The listing must be reproduced in full, exactly as it stands.

begin

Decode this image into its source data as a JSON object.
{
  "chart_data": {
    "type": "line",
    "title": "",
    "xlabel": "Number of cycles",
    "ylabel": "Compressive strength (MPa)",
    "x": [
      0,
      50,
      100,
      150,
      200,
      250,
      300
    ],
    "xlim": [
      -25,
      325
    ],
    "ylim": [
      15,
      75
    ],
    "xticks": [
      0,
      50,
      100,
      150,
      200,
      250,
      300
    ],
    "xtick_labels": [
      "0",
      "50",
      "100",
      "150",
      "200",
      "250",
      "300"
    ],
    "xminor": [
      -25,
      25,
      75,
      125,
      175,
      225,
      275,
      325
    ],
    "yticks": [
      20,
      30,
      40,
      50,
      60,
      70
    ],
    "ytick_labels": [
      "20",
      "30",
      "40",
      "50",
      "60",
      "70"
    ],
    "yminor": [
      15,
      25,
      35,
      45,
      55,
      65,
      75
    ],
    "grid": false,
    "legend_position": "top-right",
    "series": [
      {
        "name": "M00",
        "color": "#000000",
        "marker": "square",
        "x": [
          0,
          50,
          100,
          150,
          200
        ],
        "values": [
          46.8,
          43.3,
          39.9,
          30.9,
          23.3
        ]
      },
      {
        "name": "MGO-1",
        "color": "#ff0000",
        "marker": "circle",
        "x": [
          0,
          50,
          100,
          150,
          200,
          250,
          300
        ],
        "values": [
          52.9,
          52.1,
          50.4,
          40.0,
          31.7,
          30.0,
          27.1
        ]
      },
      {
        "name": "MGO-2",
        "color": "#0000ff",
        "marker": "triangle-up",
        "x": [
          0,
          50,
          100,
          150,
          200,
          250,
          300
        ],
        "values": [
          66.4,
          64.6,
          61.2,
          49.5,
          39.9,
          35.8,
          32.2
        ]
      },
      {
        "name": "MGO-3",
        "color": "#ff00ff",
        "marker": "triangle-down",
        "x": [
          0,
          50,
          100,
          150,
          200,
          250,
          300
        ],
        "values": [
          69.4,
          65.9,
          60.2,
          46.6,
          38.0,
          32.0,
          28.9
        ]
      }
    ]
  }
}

end

● **EXPECTED OUTPUT**:
Decode this image into its source data as a JSON object.
{
  "chart_data": {
    "type": "line",
    "title": "",
    "xlabel": "Number of cycles",
    "ylabel": "Compressive strength (MPa)",
    "x": [
      0,
      50,
      100,
      150,
      200,
      250,
      300
    ],
    "xlim": [
      -25,
      325
    ],
    "ylim": [
      15,
      75
    ],
    "xticks": [
      0,
      50,
      100,
      150,
      200,
      250,
      300
    ],
    "xtick_labels": [
      "0",
      "50",
      "100",
      "150",
      "200",
      "250",
      "300"
    ],
    "xminor": [
      -25,
      25,
      75,
      125,
      175,
      225,
      275,
      325
    ],
    "yticks": [
      20,
      30,
      40,
      50,
      60,
      70
    ],
    "ytick_labels": [
      "20",
      "30",
      "40",
      "50",
      "60",
      "70"
    ],
    "yminor": [
      15,
      25,
      35,
      45,
      55,
      65,
      75
    ],
    "grid": false,
    "legend_position": "top-right",
    "series": [
      {
        "name": "M00",
        "color": "#000000",
        "marker": "square",
        "x": [
          0,
          50,
          100,
          150,
          200
        ],
        "values": [
          46.8,
          43.3,
          39.9,
          30.9,
          23.3
        ]
      },
      {
        "name": "MGO-1",
        "color": "#ff0000",
        "marker": "circle",
        "x": [
          0,
          50,
          100,
          150,
          200,
          250,
          300
        ],
        "values": [
          52.9,
          52.1,
          50.4,
          40.0,
          31.7,
          30.0,
          27.1
        ]
      },
      {
        "name": "MGO-2",
        "color": "#0000ff",
        "marker": "triangle-up",
        "x": [
          0,
          50,
          100,
          150,
          200,
          250,
          300
        ],
        "values": [
          66.4,
          64.6,
          61.2,
          49.5,
          39.9,
          35.8,
          32.2
        ]
      },
      {
        "name": "MGO-3",
        "color": "#ff00ff",
        "marker": "triangle-down",
        "x": [
          0,
          50,
          100,
          150,
          200,
          250,
          300
        ],
        "values": [
          69.4,
          65.9,
          60.2,
          46.6,
          38.0,
          32.0,
          28.9
        ]
      }
    ]
  }
}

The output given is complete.